[Records contained in a dataset]
********
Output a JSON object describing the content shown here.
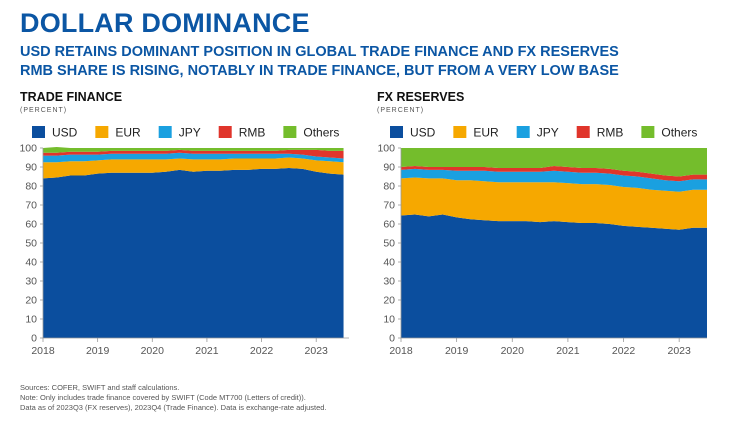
{
  "header": {
    "title": "DOLLAR DOMINANCE",
    "subtitle_1": "USD RETAINS DOMINANT POSITION IN GLOBAL TRADE FINANCE AND FX RESERVES",
    "subtitle_2": "RMB SHARE IS RISING, NOTABLY IN TRADE FINANCE, BUT FROM A VERY LOW BASE"
  },
  "colors": {
    "USD": "#0b4e9e",
    "EUR": "#f6a800",
    "JPY": "#1aa0e0",
    "RMB": "#e0352b",
    "Others": "#74bd2c"
  },
  "footnotes": [
    "Sources: COFER, SWIFT and staff calculations.",
    "Note: Only includes trade finance covered by SWIFT (Code MT700 (Letters of credit)).",
    "Data as of 2023Q3 (FX reserves), 2023Q4 (Trade Finance). Data is exchange-rate adjusted."
  ],
  "chart_data": [
    {
      "type": "area",
      "stacked": true,
      "title": "TRADE FINANCE",
      "unit": "(PERCENT)",
      "legend": [
        "USD",
        "EUR",
        "JPY",
        "RMB",
        "Others"
      ],
      "legend_position": "top",
      "xlim": [
        2018,
        2023.6
      ],
      "ylim": [
        0,
        100
      ],
      "xticks": [
        2018,
        2019,
        2020,
        2021,
        2022,
        2023
      ],
      "yticks": [
        0,
        10,
        20,
        30,
        40,
        50,
        60,
        70,
        80,
        90,
        100
      ],
      "grid": false,
      "x": [
        2018.0,
        2018.25,
        2018.5,
        2018.75,
        2019.0,
        2019.25,
        2019.5,
        2019.75,
        2020.0,
        2020.25,
        2020.5,
        2020.75,
        2021.0,
        2021.25,
        2021.5,
        2021.75,
        2022.0,
        2022.25,
        2022.5,
        2022.75,
        2023.0,
        2023.25,
        2023.5
      ],
      "series": [
        {
          "name": "USD",
          "values": [
            84,
            84.5,
            85.5,
            85.5,
            86.5,
            87,
            87,
            87,
            87,
            87.5,
            88.5,
            87.5,
            88,
            88,
            88.5,
            88.5,
            89,
            89,
            89.5,
            89,
            87.5,
            86.5,
            86
          ]
        },
        {
          "name": "EUR",
          "values": [
            8.5,
            8,
            7.5,
            7.5,
            7,
            7,
            7,
            7,
            7,
            6.5,
            6,
            6.5,
            6,
            6,
            6,
            6,
            5.5,
            5.5,
            5.5,
            5.5,
            6,
            6.5,
            6.5
          ]
        },
        {
          "name": "JPY",
          "values": [
            3.5,
            3.5,
            3.5,
            3.5,
            3,
            3,
            3,
            3,
            3,
            3,
            3,
            3,
            3,
            3,
            2.5,
            2.5,
            2.5,
            2.5,
            2,
            2,
            2,
            2,
            2
          ]
        },
        {
          "name": "RMB",
          "values": [
            1.5,
            1.5,
            1.5,
            1.5,
            1.5,
            1.5,
            1.5,
            1.5,
            1.5,
            1.5,
            1.5,
            1.5,
            1.5,
            1.5,
            1.5,
            1.5,
            1.5,
            1.5,
            2,
            2.5,
            3.5,
            3.5,
            4
          ]
        },
        {
          "name": "Others",
          "values": [
            2.5,
            3,
            2,
            2,
            2,
            1.5,
            1.5,
            1.5,
            1.5,
            1.5,
            1,
            1.5,
            1.5,
            1.5,
            1.5,
            1.5,
            1.5,
            1.5,
            1,
            1,
            1,
            1.5,
            1.5
          ]
        }
      ]
    },
    {
      "type": "area",
      "stacked": true,
      "title": "FX RESERVES",
      "unit": "(PERCENT)",
      "legend": [
        "USD",
        "EUR",
        "JPY",
        "RMB",
        "Others"
      ],
      "legend_position": "top",
      "xlim": [
        2018,
        2023.5
      ],
      "ylim": [
        0,
        100
      ],
      "xticks": [
        2018,
        2019,
        2020,
        2021,
        2022,
        2023
      ],
      "yticks": [
        0,
        10,
        20,
        30,
        40,
        50,
        60,
        70,
        80,
        90,
        100
      ],
      "grid": false,
      "x": [
        2018.0,
        2018.25,
        2018.5,
        2018.75,
        2019.0,
        2019.25,
        2019.5,
        2019.75,
        2020.0,
        2020.25,
        2020.5,
        2020.75,
        2021.0,
        2021.25,
        2021.5,
        2021.75,
        2022.0,
        2022.25,
        2022.5,
        2022.75,
        2023.0,
        2023.25,
        2023.5
      ],
      "series": [
        {
          "name": "USD",
          "values": [
            64.5,
            65,
            64,
            65,
            63.5,
            62.5,
            62,
            61.5,
            61.5,
            61.5,
            61,
            61.5,
            61,
            60.5,
            60.5,
            60,
            59,
            58.5,
            58,
            57.5,
            57,
            58,
            58
          ]
        },
        {
          "name": "EUR",
          "values": [
            19.5,
            19.5,
            20,
            19,
            19.5,
            20.5,
            20.5,
            20.5,
            20.5,
            20.5,
            21,
            20.5,
            20.5,
            20.5,
            20.5,
            20.5,
            20.5,
            20.5,
            20,
            20,
            20,
            20,
            20
          ]
        },
        {
          "name": "JPY",
          "values": [
            4.5,
            4.5,
            4.5,
            4.5,
            5,
            5,
            5.5,
            5.5,
            5.5,
            5.5,
            5.5,
            6,
            6,
            6,
            6,
            6,
            6,
            6,
            6,
            5.5,
            5.5,
            5.5,
            5.5
          ]
        },
        {
          "name": "RMB",
          "values": [
            1.5,
            1.5,
            1.5,
            1.5,
            2,
            2,
            2,
            2,
            2,
            2,
            2,
            2.5,
            2.5,
            2.5,
            2.5,
            2.5,
            2.5,
            2.5,
            2.5,
            2.5,
            2.5,
            2.5,
            2.5
          ]
        },
        {
          "name": "Others",
          "values": [
            10,
            9.5,
            10,
            10,
            10,
            10,
            10,
            10.5,
            10.5,
            10.5,
            10.5,
            9.5,
            10,
            10.5,
            10.5,
            11,
            12,
            12.5,
            13.5,
            14.5,
            15,
            14,
            14
          ]
        }
      ]
    }
  ]
}
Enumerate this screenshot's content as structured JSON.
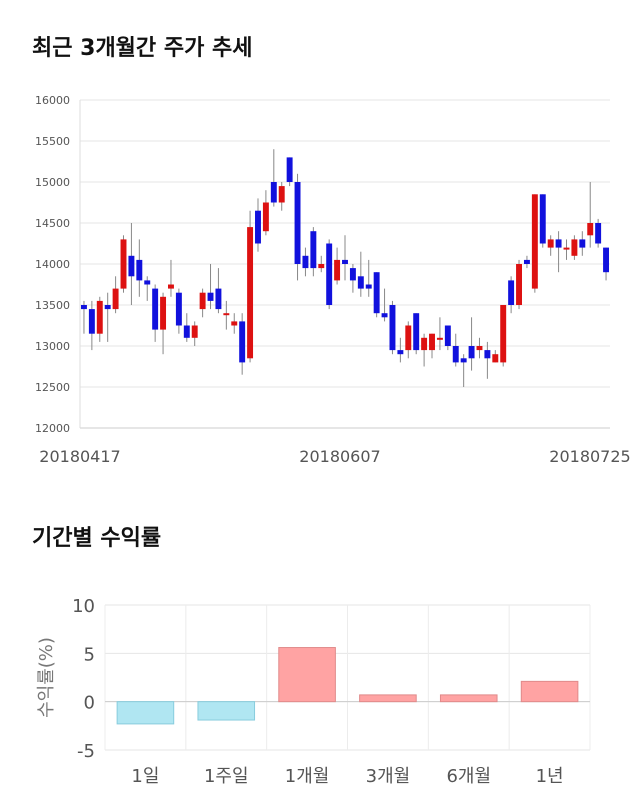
********
Description of the task: Give the number of lines in the entries that hold the word "JSON", and nothing else.

Answer: 2